→ Aim of the exercise: Identify the lines containing the word "heart". Copy each one.

→ Input for this task:
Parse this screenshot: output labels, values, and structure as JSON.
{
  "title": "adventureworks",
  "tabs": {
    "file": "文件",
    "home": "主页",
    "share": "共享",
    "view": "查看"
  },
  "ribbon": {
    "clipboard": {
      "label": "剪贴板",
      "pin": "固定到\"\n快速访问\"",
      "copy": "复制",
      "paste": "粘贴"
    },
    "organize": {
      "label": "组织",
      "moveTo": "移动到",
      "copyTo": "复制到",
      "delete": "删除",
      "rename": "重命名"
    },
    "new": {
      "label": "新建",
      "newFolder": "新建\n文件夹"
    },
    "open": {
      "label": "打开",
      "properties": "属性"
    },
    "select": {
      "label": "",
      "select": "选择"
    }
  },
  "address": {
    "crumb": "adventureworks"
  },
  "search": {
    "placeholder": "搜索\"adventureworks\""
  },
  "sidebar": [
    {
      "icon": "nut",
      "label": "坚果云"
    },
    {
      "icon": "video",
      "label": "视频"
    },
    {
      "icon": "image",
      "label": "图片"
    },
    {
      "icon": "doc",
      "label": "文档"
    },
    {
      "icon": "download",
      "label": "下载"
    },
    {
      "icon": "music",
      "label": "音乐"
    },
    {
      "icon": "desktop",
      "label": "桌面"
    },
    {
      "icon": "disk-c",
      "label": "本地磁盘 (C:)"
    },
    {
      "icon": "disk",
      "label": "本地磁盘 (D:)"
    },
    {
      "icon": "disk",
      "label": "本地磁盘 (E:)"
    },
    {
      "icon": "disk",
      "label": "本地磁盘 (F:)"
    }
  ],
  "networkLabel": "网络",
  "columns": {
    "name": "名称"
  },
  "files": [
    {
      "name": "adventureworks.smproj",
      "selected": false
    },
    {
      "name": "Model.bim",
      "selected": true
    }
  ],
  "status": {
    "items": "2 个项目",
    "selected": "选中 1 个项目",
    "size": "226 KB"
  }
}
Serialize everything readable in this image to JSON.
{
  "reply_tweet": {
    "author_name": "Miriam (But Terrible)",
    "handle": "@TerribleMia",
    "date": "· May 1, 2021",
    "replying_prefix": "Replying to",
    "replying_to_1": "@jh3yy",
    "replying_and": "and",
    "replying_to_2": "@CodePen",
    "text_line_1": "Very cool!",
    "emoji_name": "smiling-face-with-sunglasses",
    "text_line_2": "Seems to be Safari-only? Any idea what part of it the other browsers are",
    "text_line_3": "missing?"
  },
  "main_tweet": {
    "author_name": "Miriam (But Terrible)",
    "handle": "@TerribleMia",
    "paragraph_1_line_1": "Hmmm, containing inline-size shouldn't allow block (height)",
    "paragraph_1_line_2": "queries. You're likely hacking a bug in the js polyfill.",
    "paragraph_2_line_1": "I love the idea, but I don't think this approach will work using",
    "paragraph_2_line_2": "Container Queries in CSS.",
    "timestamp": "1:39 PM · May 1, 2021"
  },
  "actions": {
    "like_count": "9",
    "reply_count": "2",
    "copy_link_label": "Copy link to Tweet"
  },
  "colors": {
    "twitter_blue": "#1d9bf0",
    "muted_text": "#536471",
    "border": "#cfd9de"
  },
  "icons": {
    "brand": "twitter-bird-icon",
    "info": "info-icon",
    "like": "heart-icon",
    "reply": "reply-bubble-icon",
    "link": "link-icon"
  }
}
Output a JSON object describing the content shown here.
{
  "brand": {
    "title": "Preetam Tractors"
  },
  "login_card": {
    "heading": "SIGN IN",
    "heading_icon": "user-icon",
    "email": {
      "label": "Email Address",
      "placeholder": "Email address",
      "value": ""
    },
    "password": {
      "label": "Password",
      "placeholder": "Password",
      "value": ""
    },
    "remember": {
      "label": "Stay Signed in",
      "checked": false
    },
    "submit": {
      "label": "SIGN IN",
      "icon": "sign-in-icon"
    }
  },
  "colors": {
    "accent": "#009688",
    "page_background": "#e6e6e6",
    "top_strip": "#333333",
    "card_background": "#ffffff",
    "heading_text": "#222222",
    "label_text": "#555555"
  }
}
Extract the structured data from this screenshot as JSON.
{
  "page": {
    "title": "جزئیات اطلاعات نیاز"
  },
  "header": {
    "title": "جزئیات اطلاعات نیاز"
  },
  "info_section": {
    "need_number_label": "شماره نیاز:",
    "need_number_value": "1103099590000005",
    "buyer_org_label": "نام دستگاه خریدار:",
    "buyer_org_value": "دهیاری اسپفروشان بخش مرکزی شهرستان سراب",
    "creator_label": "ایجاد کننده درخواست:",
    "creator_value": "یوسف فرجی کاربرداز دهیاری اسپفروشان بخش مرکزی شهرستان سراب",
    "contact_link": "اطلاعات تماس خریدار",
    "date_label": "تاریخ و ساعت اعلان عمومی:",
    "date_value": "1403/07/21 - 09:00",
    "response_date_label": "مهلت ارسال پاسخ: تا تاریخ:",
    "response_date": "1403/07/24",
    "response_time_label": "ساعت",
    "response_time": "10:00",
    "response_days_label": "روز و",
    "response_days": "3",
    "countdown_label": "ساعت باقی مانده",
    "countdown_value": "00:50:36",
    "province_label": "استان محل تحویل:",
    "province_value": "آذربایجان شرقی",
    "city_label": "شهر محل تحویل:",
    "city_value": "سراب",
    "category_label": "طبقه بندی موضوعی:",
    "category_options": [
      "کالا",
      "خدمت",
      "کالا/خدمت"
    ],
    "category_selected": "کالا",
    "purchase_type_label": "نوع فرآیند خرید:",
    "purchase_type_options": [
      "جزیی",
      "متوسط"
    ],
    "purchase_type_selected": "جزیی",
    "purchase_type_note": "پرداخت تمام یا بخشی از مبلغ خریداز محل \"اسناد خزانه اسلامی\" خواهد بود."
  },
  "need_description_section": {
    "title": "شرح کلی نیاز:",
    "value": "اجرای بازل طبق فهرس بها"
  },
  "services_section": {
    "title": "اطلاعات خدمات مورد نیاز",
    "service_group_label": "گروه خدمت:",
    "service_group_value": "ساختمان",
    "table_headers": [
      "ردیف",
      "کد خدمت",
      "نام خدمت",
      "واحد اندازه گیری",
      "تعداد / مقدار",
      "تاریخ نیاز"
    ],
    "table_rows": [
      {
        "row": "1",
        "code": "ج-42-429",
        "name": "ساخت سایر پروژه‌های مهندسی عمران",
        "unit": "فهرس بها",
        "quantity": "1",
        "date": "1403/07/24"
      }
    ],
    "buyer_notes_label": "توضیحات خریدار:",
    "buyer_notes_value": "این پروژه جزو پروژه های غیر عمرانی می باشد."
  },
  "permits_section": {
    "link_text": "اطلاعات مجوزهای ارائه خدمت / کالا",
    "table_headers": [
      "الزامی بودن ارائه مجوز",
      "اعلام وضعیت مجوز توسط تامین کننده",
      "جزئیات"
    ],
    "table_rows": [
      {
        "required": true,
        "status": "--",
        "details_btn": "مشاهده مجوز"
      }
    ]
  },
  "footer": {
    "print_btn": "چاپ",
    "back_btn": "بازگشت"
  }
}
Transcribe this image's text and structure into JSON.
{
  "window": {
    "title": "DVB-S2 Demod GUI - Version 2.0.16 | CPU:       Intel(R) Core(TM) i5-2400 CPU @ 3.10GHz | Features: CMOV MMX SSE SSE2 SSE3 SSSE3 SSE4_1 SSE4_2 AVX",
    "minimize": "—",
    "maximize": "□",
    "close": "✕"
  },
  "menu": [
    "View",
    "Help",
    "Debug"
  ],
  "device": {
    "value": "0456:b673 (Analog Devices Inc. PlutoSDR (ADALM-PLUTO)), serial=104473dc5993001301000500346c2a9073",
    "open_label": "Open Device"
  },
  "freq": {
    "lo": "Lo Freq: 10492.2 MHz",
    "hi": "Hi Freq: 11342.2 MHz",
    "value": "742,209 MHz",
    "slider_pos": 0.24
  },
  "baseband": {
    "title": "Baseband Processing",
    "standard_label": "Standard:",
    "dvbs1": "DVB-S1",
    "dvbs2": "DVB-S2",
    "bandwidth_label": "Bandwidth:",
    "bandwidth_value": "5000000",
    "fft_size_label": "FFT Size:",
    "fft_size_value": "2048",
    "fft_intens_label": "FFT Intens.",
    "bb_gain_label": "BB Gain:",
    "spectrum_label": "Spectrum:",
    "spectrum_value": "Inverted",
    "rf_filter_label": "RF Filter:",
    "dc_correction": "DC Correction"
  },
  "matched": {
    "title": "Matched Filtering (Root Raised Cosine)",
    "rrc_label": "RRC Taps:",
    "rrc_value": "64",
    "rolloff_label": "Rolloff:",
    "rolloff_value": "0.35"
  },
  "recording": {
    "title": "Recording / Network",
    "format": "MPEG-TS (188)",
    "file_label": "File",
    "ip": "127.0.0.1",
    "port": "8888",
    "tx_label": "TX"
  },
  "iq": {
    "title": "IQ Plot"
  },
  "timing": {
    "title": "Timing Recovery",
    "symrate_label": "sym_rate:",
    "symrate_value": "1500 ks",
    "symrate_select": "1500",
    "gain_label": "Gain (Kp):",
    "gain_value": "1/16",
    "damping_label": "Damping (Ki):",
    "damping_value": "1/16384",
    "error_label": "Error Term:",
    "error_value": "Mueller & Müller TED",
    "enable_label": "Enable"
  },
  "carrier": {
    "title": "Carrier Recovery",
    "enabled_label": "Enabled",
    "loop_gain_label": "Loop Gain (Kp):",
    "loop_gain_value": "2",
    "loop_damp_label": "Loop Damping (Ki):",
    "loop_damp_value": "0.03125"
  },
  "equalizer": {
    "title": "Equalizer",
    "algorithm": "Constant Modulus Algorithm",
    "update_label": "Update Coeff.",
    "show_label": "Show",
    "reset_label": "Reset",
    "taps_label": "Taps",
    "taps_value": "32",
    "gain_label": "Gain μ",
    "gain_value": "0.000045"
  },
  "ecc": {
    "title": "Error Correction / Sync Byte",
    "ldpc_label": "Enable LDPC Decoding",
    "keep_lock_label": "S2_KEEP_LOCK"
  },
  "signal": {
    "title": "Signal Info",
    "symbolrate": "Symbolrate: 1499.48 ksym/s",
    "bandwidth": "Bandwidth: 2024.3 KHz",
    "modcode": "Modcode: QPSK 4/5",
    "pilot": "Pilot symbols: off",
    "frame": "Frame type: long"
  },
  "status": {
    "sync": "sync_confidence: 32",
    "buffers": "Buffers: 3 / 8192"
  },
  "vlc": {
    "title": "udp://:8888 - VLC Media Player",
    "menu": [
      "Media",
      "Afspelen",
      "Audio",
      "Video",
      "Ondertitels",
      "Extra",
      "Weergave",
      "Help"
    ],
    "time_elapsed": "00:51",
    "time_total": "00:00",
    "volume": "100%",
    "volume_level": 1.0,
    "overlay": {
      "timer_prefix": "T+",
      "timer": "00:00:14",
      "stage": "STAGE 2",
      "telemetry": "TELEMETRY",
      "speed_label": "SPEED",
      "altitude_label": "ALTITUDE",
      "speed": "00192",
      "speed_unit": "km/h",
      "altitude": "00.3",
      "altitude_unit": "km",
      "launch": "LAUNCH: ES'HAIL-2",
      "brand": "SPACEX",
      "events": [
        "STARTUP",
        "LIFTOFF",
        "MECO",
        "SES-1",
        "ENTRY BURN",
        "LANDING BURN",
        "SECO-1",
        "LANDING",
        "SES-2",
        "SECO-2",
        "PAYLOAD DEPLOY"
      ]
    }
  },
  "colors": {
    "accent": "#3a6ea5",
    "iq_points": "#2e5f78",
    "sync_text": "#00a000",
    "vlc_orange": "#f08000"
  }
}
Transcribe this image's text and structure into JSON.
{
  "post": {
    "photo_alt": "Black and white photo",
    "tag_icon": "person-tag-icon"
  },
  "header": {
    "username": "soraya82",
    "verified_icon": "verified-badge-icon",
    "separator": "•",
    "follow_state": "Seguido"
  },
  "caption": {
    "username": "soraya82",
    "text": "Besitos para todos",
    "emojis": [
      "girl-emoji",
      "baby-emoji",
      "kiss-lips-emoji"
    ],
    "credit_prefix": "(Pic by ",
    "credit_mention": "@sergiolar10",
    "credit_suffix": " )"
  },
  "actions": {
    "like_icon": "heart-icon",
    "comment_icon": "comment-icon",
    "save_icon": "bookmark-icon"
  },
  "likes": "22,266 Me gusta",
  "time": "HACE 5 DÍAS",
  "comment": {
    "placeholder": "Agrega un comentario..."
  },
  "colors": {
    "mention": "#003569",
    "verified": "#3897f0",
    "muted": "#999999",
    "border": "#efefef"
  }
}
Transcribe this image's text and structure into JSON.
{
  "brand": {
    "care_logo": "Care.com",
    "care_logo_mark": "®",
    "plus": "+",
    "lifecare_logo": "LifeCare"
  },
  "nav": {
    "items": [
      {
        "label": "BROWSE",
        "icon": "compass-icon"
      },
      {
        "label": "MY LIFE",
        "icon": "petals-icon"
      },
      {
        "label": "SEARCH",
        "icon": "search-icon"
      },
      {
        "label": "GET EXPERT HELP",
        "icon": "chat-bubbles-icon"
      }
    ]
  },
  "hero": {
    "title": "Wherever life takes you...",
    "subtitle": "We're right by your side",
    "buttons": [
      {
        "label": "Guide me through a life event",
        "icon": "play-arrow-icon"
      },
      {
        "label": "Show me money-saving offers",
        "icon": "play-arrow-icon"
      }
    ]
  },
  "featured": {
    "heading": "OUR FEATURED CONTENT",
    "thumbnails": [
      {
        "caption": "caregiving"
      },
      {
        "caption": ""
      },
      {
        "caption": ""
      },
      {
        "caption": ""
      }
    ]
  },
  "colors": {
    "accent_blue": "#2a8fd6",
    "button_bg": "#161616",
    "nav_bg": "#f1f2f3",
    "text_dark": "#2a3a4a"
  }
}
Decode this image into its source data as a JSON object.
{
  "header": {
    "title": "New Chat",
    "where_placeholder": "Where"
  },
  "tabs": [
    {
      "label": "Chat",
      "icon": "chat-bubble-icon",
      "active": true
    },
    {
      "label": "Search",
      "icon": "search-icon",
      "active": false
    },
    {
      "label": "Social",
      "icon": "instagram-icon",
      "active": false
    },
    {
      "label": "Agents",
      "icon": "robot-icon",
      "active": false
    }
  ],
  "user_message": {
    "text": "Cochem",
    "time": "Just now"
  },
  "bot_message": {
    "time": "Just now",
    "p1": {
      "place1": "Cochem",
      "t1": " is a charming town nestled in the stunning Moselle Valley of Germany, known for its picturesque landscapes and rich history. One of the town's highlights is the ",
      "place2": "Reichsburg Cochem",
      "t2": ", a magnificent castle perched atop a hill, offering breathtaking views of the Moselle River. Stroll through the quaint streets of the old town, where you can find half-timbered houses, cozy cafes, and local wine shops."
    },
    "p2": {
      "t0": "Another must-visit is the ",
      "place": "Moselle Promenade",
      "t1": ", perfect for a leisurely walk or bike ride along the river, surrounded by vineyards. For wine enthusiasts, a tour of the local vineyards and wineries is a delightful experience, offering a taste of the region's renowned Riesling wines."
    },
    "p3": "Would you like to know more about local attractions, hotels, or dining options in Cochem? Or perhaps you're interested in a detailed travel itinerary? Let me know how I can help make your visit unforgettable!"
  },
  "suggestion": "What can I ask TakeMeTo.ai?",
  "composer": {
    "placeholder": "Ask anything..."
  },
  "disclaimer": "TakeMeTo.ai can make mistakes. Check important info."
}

→ Task result:
    "like": "heart-icon",
    "like_icon": "heart-icon",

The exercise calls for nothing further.